**WRITTEN REQUEST**.
Reproduce each of the lines word for word.

**Data extracted from a collection**.
□ □ □ □ □ □ □
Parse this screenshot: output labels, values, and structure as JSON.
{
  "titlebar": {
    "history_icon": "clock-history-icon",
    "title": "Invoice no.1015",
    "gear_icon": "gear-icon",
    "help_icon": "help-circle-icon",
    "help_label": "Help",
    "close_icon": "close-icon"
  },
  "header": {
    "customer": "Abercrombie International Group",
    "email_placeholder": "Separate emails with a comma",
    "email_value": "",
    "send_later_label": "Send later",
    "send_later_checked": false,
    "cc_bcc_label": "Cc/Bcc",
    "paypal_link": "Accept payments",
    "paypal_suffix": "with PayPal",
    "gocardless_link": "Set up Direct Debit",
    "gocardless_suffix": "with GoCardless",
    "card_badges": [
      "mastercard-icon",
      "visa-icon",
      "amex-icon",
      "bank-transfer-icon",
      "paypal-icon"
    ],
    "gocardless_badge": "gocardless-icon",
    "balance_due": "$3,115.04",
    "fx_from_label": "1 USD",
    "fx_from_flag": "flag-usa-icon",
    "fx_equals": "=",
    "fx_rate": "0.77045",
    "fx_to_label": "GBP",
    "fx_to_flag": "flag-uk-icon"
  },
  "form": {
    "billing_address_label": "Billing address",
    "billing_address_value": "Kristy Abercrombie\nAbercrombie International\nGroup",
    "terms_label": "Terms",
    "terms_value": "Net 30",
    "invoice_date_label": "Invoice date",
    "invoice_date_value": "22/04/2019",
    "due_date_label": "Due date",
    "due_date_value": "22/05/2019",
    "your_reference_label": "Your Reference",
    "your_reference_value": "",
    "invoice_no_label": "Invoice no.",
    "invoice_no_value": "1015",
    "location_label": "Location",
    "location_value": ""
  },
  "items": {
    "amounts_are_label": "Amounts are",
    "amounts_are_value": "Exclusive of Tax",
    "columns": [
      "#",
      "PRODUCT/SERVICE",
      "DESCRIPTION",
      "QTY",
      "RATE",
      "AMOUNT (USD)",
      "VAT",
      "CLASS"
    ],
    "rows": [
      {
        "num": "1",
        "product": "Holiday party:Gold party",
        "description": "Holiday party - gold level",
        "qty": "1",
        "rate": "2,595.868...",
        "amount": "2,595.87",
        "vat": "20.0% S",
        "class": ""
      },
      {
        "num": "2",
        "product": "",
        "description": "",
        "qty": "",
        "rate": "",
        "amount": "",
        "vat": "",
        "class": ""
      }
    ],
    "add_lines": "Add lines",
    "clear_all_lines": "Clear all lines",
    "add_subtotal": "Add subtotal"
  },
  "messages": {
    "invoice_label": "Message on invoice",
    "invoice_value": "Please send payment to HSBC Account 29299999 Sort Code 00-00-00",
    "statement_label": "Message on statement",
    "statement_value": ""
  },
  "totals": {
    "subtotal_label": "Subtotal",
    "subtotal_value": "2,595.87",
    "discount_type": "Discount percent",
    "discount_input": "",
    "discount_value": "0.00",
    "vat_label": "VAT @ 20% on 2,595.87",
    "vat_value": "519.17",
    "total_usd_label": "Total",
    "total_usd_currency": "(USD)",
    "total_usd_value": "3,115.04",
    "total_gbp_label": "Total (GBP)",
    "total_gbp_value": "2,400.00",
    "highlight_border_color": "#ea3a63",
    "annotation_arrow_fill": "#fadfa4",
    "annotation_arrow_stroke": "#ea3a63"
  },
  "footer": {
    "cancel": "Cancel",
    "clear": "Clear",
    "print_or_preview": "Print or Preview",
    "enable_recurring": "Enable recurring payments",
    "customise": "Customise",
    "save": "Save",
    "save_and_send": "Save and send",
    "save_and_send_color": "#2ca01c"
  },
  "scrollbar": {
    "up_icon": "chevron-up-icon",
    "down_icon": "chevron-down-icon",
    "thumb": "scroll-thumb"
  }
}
□ □ □ □ □ □ □
**WRITTEN SOLUTION**.
Parse this screenshot: output labels, values, and structure as JSON.
{
  "titlebar": {
    "history_icon": "clock-history-icon",
    "title": "Invoice no.1015",
    "gear_icon": "gear-icon",
    "help_icon": "help-circle-icon",
    "help_label": "Help",
    "close_icon": "close-icon"
  },
  "header": {
    "customer": "Abercrombie International Group",
    "email_placeholder": "Separate emails with a comma",
    "email_value": "",
    "send_later_label": "Send later",
    "send_later_checked": false,
    "cc_bcc_label": "Cc/Bcc",
    "paypal_link": "Accept payments",
    "paypal_suffix": "with PayPal",
    "gocardless_link": "Set up Direct Debit",
    "gocardless_suffix": "with GoCardless",
    "card_badges": [
      "mastercard-icon",
      "visa-icon",
      "amex-icon",
      "bank-transfer-icon",
      "paypal-icon"
    ],
    "gocardless_badge": "gocardless-icon",
    "balance_due": "$3,115.04",
    "fx_from_label": "1 USD",
    "fx_from_flag": "flag-usa-icon",
    "fx_equals": "=",
    "fx_rate": "0.77045",
    "fx_to_label": "GBP",
    "fx_to_flag": "flag-uk-icon"
  },
  "form": {
    "billing_address_label": "Billing address",
    "billing_address_value": "Kristy Abercrombie\nAbercrombie International\nGroup",
    "terms_label": "Terms",
    "terms_value": "Net 30",
    "invoice_date_label": "Invoice date",
    "invoice_date_value": "22/04/2019",
    "due_date_label": "Due date",
    "due_date_value": "22/05/2019",
    "your_reference_label": "Your Reference",
    "your_reference_value": "",
    "invoice_no_label": "Invoice no.",
    "invoice_no_value": "1015",
    "location_label": "Location",
    "location_value": ""
  },
  "items": {
    "amounts_are_label": "Amounts are",
    "amounts_are_value": "Exclusive of Tax",
    "columns": [
      "#",
      "PRODUCT/SERVICE",
      "DESCRIPTION",
      "QTY",
      "RATE",
      "AMOUNT (USD)",
      "VAT",
      "CLASS"
    ],
    "rows": [
      {
        "num": "1",
        "product": "Holiday party:Gold party",
        "description": "Holiday party - gold level",
        "qty": "1",
        "rate": "2,595.868...",
        "amount": "2,595.87",
        "vat": "20.0% S",
        "class": ""
      },
      {
        "num": "2",
        "product": "",
        "description": "",
        "qty": "",
        "rate": "",
        "amount": "",
        "vat": "",
        "class": ""
      }
    ],
    "add_lines": "Add lines",
    "clear_all_lines": "Clear all lines",
    "add_subtotal": "Add subtotal"
  },
  "messages": {
    "invoice_label": "Message on invoice",
    "invoice_value": "Please send payment to HSBC Account 29299999 Sort Code 00-00-00",
    "statement_label": "Message on statement",
    "statement_value": ""
  },
  "totals": {
    "subtotal_label": "Subtotal",
    "subtotal_value": "2,595.87",
    "discount_type": "Discount percent",
    "discount_input": "",
    "discount_value": "0.00",
    "vat_label": "VAT @ 20% on 2,595.87",
    "vat_value": "519.17",
    "total_usd_label": "Total",
    "total_usd_currency": "(USD)",
    "total_usd_value": "3,115.04",
    "total_gbp_label": "Total (GBP)",
    "total_gbp_value": "2,400.00",
    "highlight_border_color": "#ea3a63",
    "annotation_arrow_fill": "#fadfa4",
    "annotation_arrow_stroke": "#ea3a63"
  },
  "footer": {
    "cancel": "Cancel",
    "clear": "Clear",
    "print_or_preview": "Print or Preview",
    "enable_recurring": "Enable recurring payments",
    "customise": "Customise",
    "save": "Save",
    "save_and_send": "Save and send",
    "save_and_send_color": "#2ca01c"
  },
  "scrollbar": {
    "up_icon": "chevron-up-icon",
    "down_icon": "chevron-down-icon",
    "thumb": "scroll-thumb"
  }
}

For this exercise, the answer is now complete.